==== DATA ROWS

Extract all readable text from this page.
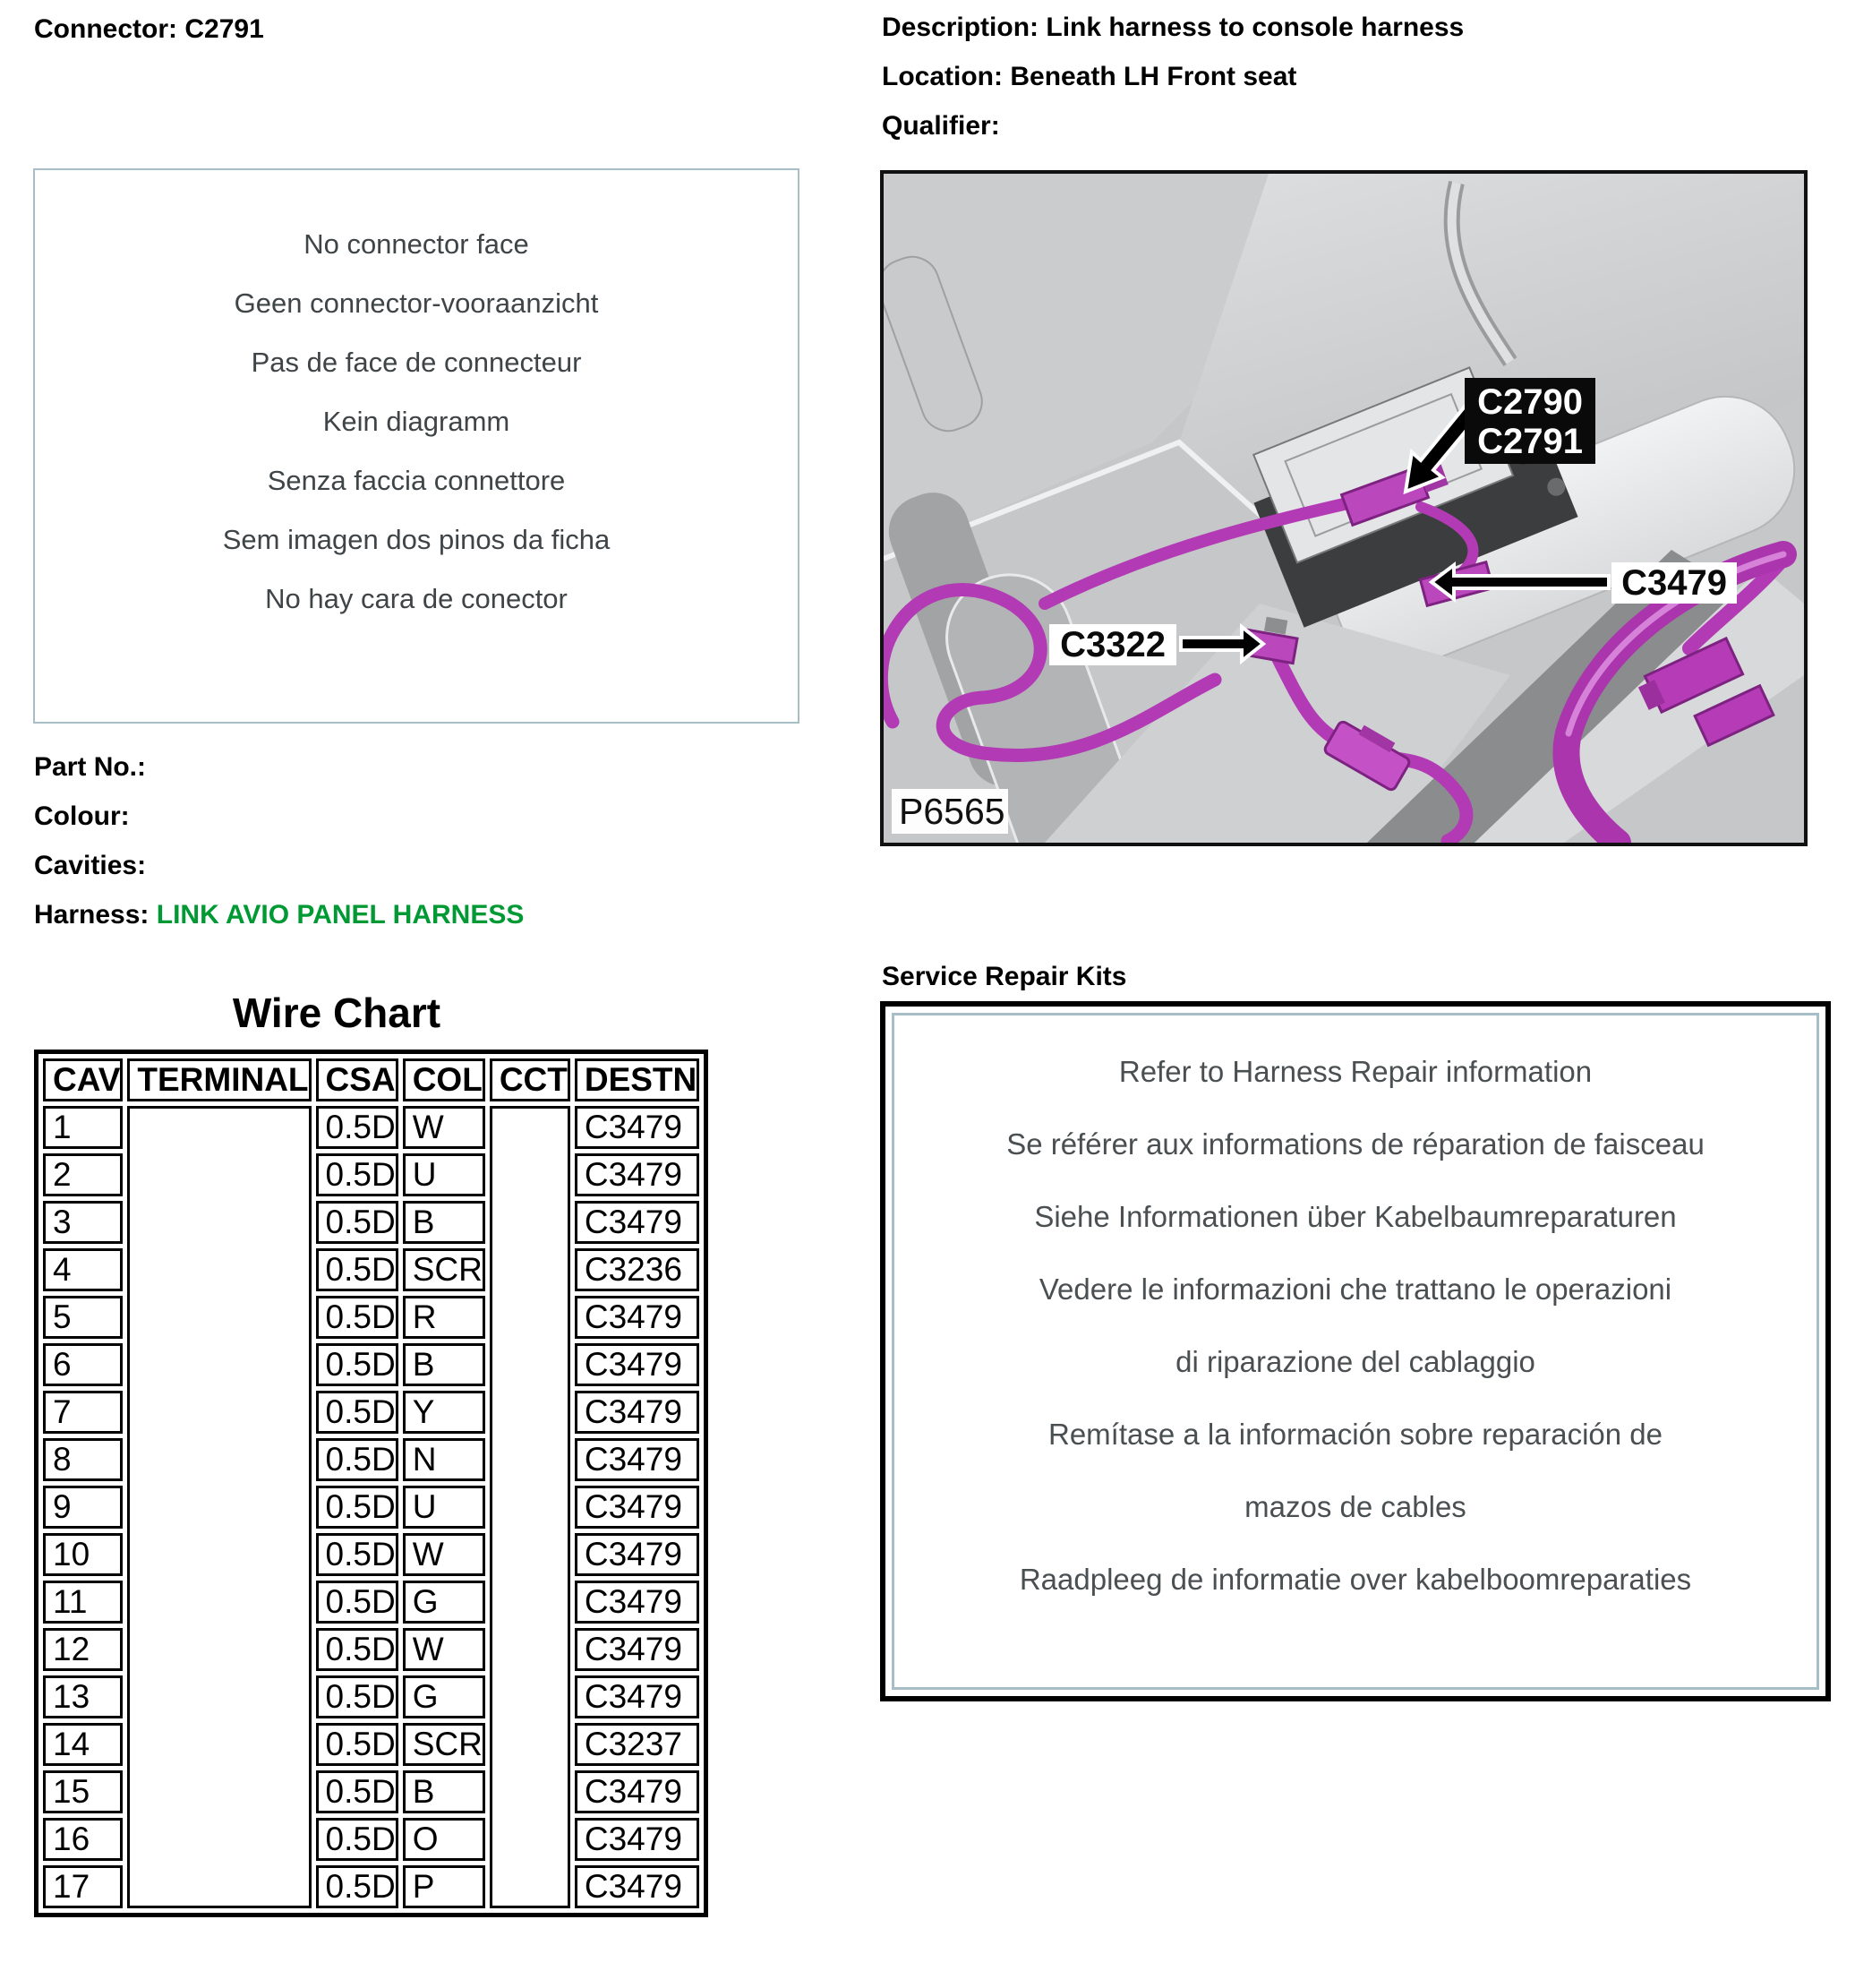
Connector: C2791	Description: Link harness to console harness
Location: Beneath LH Front seat
Qualifier:
No connector face
Geen connector-vooraanzicht
Pas de face de connecteur
Kein diagramm
Senza faccia connettore
Sem imagen dos pinos da ficha
No hay cara de conector
Part No.:
Colour:
Cavities:
Harness: LINK AVIO PANEL HARNESS
Wire Chart
CAV	TERMINAL	CSA	COL	CCT	DESTN
1		0.5D	W		C3479
2		0.5D	U		C3479
3		0.5D	B		C3479
4		0.5D	SCR		C3236
5		0.5D	R		C3479
6		0.5D	B		C3479
7		0.5D	Y		C3479
8		0.5D	N		C3479
9		0.5D	U		C3479
10		0.5D	W		C3479
11		0.5D	G		C3479
12		0.5D	W		C3479
13		0.5D	G		C3479
14		0.5D	SCR		C3237
15		0.5D	B		C3479
16		0.5D	O		C3479
17		0.5D	P		C3479
C2790
C2791
C3479
C3322
P6565
Service Repair Kits
Refer to Harness Repair information
Se référer aux informations de réparation de faisceau
Siehe Informationen über Kabelbaumreparaturen
Vedere le informazioni che trattano le operazioni
di riparazione del cablaggio
Remítase a la información sobre reparación de
mazos de cables
Raadpleeg de informatie over kabelboomreparaties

========

## SET PROBLEM
Reproduce every line of the material precisely, omitting its pictures.

## SOLUTION
Extract all readable text from this page.
Connector: C2791	Description: Link harness to console harness
Location: Beneath LH Front seat
Qualifier:
No connector face
Geen connector-vooraanzicht
Pas de face de connecteur
Kein diagramm
Senza faccia connettore
Sem imagen dos pinos da ficha
No hay cara de conector
Part No.:
Colour:
Cavities:
Harness: LINK AVIO PANEL HARNESS
Wire Chart
CAV	TERMINAL	CSA	COL	CCT	DESTN
1		0.5D	W		C3479
2		0.5D	U		C3479
3		0.5D	B		C3479
4		0.5D	SCR		C3236
5		0.5D	R		C3479
6		0.5D	B		C3479
7		0.5D	Y		C3479
8		0.5D	N		C3479
9		0.5D	U		C3479
10		0.5D	W		C3479
11		0.5D	G		C3479
12		0.5D	W		C3479
13		0.5D	G		C3479
14		0.5D	SCR		C3237
15		0.5D	B		C3479
16		0.5D	O		C3479
17		0.5D	P		C3479
C2790
C2791
C3479
C3322
P6565
Service Repair Kits
Refer to Harness Repair information
Se référer aux informations de réparation de faisceau
Siehe Informationen über Kabelbaumreparaturen
Vedere le informazioni che trattano le operazioni
di riparazione del cablaggio
Remítase a la información sobre reparación de
mazos de cables
Raadpleeg de informatie over kabelboomreparaties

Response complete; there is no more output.